### Directions for this task
Print all of the entries exactly, minus the pictures.

### Given data
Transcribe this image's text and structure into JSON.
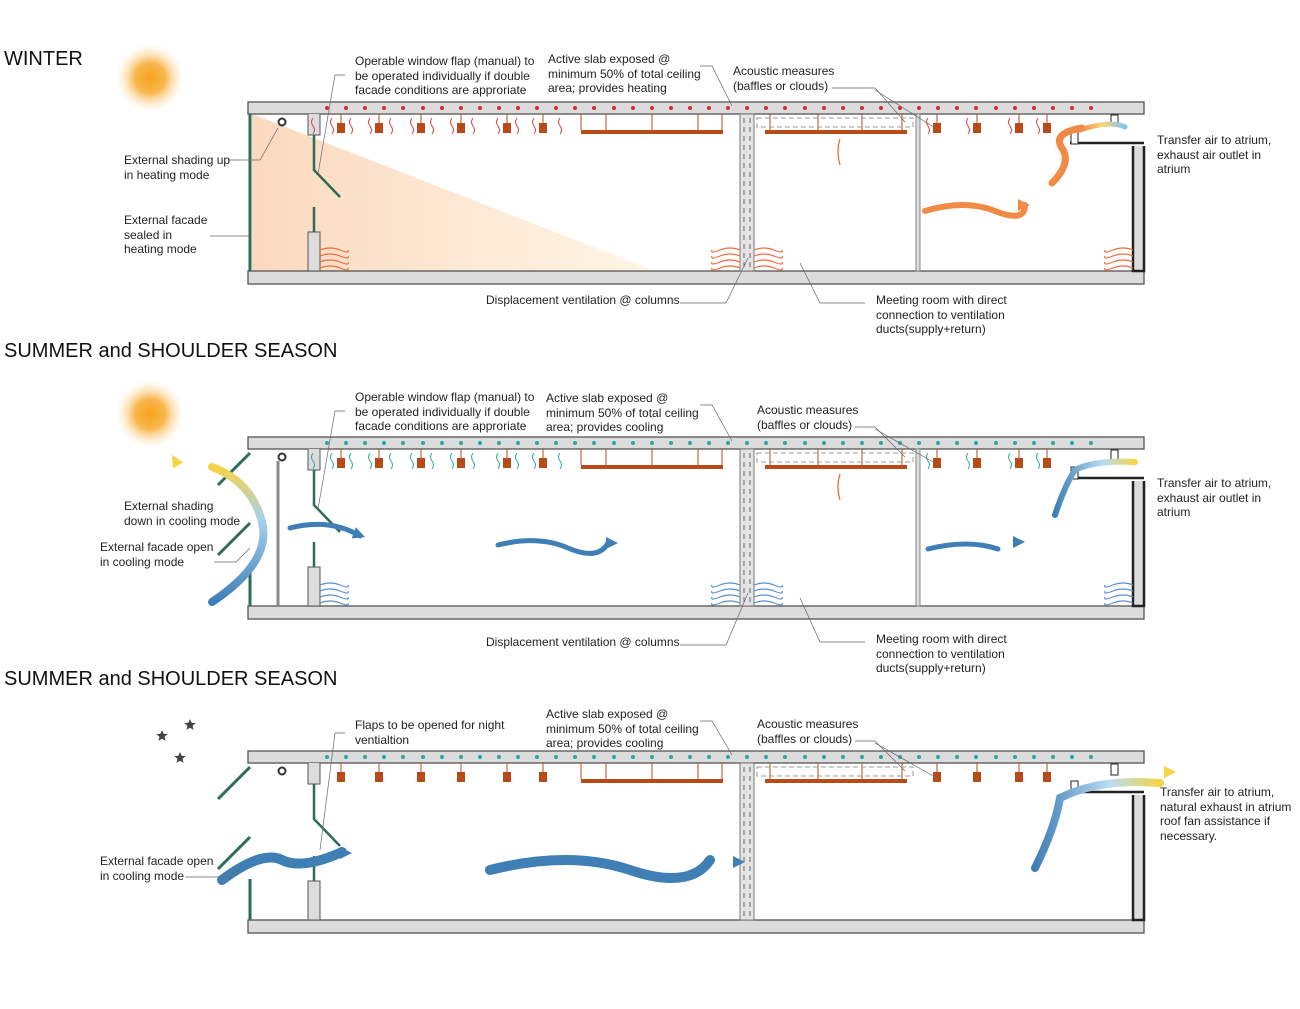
{
  "sections": [
    {
      "title": "WINTER",
      "mode": "heating",
      "labels": {
        "window_flap": [
          "Operable window flap (manual) to",
          "be operated individually if double",
          "facade conditions are approriate"
        ],
        "active_slab": [
          "Active slab exposed @",
          "minimum 50% of total ceiling",
          "area; provides heating"
        ],
        "acoustic": [
          "Acoustic measures",
          "(baffles or clouds)"
        ],
        "shading": [
          "External shading up",
          "in heating mode"
        ],
        "facade": [
          "External facade",
          "sealed in",
          "heating mode"
        ],
        "displacement": [
          "Displacement ventilation @ columns"
        ],
        "meeting_room": [
          "Meeting room with direct",
          "connection to ventilation",
          "ducts(supply+return)"
        ],
        "transfer": [
          "Transfer air to atrium,",
          "exhaust air outlet in",
          "atrium"
        ]
      },
      "colors": {
        "slab_dots": "#d62b2b",
        "air": "#f08a44"
      }
    },
    {
      "title": "SUMMER and SHOULDER SEASON",
      "mode": "cooling-day",
      "labels": {
        "window_flap": [
          "Operable window flap (manual) to",
          "be operated individually if double",
          "facade conditions are approriate"
        ],
        "active_slab": [
          "Active slab exposed @",
          "minimum 50% of total ceiling",
          "area; provides  cooling"
        ],
        "acoustic": [
          "Acoustic measures",
          "(baffles or clouds)"
        ],
        "shading": [
          "External shading",
          "down in cooling mode"
        ],
        "facade": [
          "External facade open",
          "in cooling mode"
        ],
        "displacement": [
          "Displacement ventilation @ columns"
        ],
        "meeting_room": [
          "Meeting room with direct",
          "connection to ventilation",
          "ducts(supply+return)"
        ],
        "transfer": [
          "Transfer air to atrium,",
          "exhaust air outlet in",
          "atrium"
        ]
      },
      "colors": {
        "slab_dots": "#2aa7a3",
        "air": "#3f7fb5"
      }
    },
    {
      "title": "SUMMER and SHOULDER SEASON",
      "mode": "cooling-night",
      "labels": {
        "window_flap": [
          "Flaps to be opened for night",
          "ventialtion"
        ],
        "active_slab": [
          "Active slab exposed @",
          "minimum 50% of total ceiling",
          "area; provides  cooling"
        ],
        "acoustic": [
          "Acoustic measures",
          "(baffles or clouds)"
        ],
        "facade": [
          "External facade open",
          "in cooling mode"
        ],
        "transfer": [
          "Transfer air to atrium,",
          "natural exhaust in atrium",
          "roof fan assistance if",
          "necessary."
        ]
      },
      "colors": {
        "slab_dots": "#2aa7a3",
        "air": "#3f7fb5"
      }
    }
  ],
  "icons": [
    "sun-icon",
    "sun-icon",
    "moon-and-stars-icon"
  ],
  "colors": {
    "slab": "#dcdcdc",
    "facade": "#2e6b5a",
    "radiant_panel": "#b84a17",
    "sun": "#f7a21b"
  }
}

### Task result
Transcribe this image's text and structure into JSON.
{
  "sections": [
    {
      "title": "WINTER",
      "mode": "heating",
      "labels": {
        "window_flap": [
          "Operable window flap (manual) to",
          "be operated individually if double",
          "facade conditions are approriate"
        ],
        "active_slab": [
          "Active slab exposed @",
          "minimum 50% of total ceiling",
          "area; provides heating"
        ],
        "acoustic": [
          "Acoustic measures",
          "(baffles or clouds)"
        ],
        "shading": [
          "External shading up",
          "in heating mode"
        ],
        "facade": [
          "External facade",
          "sealed in",
          "heating mode"
        ],
        "displacement": [
          "Displacement ventilation @ columns"
        ],
        "meeting_room": [
          "Meeting room with direct",
          "connection to ventilation",
          "ducts(supply+return)"
        ],
        "transfer": [
          "Transfer air to atrium,",
          "exhaust air outlet in",
          "atrium"
        ]
      },
      "colors": {
        "slab_dots": "#d62b2b",
        "air": "#f08a44"
      }
    },
    {
      "title": "SUMMER and SHOULDER SEASON",
      "mode": "cooling-day",
      "labels": {
        "window_flap": [
          "Operable window flap (manual) to",
          "be operated individually if double",
          "facade conditions are approriate"
        ],
        "active_slab": [
          "Active slab exposed @",
          "minimum 50% of total ceiling",
          "area; provides  cooling"
        ],
        "acoustic": [
          "Acoustic measures",
          "(baffles or clouds)"
        ],
        "shading": [
          "External shading",
          "down in cooling mode"
        ],
        "facade": [
          "External facade open",
          "in cooling mode"
        ],
        "displacement": [
          "Displacement ventilation @ columns"
        ],
        "meeting_room": [
          "Meeting room with direct",
          "connection to ventilation",
          "ducts(supply+return)"
        ],
        "transfer": [
          "Transfer air to atrium,",
          "exhaust air outlet in",
          "atrium"
        ]
      },
      "colors": {
        "slab_dots": "#2aa7a3",
        "air": "#3f7fb5"
      }
    },
    {
      "title": "SUMMER and SHOULDER SEASON",
      "mode": "cooling-night",
      "labels": {
        "window_flap": [
          "Flaps to be opened for night",
          "ventialtion"
        ],
        "active_slab": [
          "Active slab exposed @",
          "minimum 50% of total ceiling",
          "area; provides  cooling"
        ],
        "acoustic": [
          "Acoustic measures",
          "(baffles or clouds)"
        ],
        "facade": [
          "External facade open",
          "in cooling mode"
        ],
        "transfer": [
          "Transfer air to atrium,",
          "natural exhaust in atrium",
          "roof fan assistance if",
          "necessary."
        ]
      },
      "colors": {
        "slab_dots": "#2aa7a3",
        "air": "#3f7fb5"
      }
    }
  ],
  "icons": [
    "sun-icon",
    "sun-icon",
    "moon-and-stars-icon"
  ],
  "colors": {
    "slab": "#dcdcdc",
    "facade": "#2e6b5a",
    "radiant_panel": "#b84a17",
    "sun": "#f7a21b"
  }
}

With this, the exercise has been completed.